-- begin PROVIDED MATERIAL --

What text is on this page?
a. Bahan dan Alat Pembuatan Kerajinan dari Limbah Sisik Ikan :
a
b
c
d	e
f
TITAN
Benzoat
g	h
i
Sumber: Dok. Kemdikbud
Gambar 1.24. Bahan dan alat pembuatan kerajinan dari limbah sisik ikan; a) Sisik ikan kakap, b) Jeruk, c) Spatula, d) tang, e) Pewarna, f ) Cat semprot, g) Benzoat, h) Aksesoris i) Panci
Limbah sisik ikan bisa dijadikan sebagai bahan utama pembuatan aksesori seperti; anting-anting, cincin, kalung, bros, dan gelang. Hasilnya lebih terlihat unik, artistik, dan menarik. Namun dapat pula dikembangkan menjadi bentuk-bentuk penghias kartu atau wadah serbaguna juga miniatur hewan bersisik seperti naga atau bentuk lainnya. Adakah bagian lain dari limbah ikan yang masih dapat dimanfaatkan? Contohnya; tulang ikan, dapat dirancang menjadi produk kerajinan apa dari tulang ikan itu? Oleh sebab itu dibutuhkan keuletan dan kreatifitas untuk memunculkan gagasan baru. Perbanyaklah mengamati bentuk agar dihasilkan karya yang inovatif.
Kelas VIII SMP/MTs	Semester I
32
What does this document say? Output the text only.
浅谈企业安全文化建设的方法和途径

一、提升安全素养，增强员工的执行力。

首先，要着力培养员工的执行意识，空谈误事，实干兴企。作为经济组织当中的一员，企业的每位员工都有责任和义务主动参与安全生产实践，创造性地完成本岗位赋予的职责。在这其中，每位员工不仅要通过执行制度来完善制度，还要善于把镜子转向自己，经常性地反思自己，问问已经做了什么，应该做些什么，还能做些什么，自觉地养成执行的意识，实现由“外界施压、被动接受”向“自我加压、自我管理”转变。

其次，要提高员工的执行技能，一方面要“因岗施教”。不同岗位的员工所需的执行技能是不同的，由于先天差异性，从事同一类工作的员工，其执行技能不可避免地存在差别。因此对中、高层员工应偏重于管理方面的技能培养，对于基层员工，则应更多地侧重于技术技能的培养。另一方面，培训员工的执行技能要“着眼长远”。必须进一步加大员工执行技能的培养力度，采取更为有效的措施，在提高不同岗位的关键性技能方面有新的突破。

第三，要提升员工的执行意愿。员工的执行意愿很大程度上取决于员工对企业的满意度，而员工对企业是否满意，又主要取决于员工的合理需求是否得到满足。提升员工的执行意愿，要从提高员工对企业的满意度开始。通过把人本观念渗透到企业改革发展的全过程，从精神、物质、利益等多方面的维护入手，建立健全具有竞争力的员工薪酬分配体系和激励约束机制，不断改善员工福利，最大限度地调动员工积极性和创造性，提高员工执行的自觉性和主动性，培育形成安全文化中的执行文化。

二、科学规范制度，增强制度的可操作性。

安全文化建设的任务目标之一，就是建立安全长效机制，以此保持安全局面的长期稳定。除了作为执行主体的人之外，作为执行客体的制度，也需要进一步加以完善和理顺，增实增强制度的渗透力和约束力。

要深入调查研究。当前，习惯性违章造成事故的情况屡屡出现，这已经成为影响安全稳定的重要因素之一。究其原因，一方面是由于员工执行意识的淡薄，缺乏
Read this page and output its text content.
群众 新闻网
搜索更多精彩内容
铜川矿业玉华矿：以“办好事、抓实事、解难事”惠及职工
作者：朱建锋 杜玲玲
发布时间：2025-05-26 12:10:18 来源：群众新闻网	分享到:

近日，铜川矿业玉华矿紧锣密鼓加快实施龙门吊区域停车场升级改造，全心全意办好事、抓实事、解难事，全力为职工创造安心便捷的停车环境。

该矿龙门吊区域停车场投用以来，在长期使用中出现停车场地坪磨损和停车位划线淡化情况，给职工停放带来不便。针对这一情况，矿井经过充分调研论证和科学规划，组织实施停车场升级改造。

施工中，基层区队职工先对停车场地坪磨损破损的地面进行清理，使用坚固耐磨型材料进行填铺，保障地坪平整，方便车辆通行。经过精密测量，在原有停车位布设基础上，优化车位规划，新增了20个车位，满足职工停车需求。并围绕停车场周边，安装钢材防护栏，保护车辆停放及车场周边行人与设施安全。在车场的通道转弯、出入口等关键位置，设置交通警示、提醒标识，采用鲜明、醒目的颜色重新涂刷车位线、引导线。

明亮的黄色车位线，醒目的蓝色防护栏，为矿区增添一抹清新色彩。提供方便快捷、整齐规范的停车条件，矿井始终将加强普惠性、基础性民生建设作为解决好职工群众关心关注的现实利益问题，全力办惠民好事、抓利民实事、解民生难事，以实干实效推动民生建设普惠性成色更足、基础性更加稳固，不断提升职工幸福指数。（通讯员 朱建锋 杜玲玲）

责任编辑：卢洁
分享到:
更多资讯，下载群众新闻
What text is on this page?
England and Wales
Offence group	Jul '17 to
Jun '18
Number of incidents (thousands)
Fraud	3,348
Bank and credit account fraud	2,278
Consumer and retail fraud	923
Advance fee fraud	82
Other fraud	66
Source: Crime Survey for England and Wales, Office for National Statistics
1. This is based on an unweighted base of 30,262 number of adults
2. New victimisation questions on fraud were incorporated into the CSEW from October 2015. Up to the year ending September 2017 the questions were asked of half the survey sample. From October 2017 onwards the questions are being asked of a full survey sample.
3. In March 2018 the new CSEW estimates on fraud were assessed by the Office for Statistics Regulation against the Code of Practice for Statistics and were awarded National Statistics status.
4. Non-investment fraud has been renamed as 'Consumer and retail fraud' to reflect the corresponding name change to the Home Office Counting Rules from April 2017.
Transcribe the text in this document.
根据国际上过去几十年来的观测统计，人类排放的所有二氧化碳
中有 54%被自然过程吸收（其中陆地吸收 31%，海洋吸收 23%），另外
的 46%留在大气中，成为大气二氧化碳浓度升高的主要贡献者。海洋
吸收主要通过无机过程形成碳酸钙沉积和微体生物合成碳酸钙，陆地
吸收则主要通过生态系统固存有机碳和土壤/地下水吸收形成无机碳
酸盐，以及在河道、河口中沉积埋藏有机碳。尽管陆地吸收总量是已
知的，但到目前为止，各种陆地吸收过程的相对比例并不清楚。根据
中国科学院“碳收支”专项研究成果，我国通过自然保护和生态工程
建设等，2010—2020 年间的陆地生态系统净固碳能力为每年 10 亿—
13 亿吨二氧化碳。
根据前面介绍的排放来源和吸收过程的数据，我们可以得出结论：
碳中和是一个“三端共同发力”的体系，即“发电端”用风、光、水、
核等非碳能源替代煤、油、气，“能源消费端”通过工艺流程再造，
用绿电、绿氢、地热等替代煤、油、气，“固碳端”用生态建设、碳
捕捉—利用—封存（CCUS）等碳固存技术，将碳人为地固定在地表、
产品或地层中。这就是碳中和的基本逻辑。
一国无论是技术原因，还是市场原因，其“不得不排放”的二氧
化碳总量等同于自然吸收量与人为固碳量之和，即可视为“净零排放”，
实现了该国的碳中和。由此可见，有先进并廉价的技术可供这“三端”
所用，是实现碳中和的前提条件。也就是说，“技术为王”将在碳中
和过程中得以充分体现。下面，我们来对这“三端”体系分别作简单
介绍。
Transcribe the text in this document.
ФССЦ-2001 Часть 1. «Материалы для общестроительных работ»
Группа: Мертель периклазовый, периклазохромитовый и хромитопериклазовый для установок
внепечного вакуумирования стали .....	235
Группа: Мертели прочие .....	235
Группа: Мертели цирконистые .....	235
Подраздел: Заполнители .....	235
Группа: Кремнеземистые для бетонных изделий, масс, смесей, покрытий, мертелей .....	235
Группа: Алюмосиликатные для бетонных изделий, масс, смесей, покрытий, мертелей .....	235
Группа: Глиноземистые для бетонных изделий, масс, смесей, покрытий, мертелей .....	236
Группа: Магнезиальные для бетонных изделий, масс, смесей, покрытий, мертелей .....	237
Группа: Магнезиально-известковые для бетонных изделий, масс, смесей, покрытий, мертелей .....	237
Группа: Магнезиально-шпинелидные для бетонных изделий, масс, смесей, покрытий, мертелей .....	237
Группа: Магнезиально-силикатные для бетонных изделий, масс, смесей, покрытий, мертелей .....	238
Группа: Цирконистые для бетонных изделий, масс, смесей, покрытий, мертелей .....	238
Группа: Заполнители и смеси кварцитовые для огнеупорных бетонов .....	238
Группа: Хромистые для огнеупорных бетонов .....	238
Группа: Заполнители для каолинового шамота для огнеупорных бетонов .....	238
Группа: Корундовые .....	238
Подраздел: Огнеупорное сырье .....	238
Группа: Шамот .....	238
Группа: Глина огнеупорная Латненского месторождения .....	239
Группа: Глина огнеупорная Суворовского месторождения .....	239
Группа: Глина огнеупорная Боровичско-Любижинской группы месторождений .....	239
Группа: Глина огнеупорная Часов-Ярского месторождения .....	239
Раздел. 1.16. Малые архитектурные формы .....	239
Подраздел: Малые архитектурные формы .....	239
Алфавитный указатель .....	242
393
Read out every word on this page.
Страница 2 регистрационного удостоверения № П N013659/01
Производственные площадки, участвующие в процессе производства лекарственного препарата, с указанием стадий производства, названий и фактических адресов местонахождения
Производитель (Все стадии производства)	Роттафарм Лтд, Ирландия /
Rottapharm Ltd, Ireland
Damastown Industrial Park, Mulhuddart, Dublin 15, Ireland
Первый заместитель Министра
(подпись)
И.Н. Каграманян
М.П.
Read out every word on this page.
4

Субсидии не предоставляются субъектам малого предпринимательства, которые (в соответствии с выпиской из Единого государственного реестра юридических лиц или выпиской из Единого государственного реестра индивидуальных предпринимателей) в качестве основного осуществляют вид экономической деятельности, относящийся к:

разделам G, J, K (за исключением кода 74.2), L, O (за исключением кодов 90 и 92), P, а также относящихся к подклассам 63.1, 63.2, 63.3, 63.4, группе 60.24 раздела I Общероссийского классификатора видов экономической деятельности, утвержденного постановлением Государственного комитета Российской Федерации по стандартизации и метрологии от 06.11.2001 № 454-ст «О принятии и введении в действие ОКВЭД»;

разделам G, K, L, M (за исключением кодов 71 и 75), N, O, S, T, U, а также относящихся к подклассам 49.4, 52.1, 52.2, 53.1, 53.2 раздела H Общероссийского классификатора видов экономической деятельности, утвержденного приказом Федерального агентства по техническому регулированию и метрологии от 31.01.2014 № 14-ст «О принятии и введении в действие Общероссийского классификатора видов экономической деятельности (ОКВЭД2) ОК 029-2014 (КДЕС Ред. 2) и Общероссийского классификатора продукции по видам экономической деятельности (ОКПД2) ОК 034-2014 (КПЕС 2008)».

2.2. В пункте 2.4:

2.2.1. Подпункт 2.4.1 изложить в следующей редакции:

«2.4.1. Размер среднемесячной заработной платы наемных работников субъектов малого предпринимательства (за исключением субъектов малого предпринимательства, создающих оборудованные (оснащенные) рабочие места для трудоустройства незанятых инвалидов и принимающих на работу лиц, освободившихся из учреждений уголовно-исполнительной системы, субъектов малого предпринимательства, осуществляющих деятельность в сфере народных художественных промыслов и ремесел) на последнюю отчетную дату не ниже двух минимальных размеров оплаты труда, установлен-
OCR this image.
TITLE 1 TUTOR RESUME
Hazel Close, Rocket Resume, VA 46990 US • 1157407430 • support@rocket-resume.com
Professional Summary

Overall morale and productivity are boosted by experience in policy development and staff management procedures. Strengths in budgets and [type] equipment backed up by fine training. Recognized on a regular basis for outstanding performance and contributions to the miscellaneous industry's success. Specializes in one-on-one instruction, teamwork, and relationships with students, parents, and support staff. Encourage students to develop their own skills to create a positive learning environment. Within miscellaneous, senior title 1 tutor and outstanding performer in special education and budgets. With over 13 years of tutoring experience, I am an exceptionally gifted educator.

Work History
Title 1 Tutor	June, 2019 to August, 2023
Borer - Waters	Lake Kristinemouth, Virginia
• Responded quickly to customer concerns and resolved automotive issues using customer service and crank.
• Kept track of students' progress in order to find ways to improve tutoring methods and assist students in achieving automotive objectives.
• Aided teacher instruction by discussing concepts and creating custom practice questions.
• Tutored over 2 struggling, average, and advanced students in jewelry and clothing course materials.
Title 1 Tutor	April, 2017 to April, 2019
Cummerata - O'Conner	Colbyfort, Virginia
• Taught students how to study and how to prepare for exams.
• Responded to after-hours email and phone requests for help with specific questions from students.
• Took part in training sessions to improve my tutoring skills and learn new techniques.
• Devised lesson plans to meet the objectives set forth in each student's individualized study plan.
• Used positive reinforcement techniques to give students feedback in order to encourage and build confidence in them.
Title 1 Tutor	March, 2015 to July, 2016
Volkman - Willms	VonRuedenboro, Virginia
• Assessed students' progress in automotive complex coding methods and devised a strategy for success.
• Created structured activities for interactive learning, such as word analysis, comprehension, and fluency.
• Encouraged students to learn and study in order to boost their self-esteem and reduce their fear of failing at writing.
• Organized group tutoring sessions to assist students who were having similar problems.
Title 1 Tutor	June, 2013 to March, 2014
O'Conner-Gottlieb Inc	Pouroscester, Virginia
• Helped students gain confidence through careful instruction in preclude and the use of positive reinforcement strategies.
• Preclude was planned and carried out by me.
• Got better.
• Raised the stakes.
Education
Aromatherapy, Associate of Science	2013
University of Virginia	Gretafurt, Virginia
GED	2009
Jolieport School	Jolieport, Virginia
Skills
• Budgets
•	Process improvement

-- end PROVIDED MATERIAL --

REQUIRED TASK
Scan the records above and report how many lines include the word "assist", without any other text.

SOLUTION TO THIS EXERCISE
2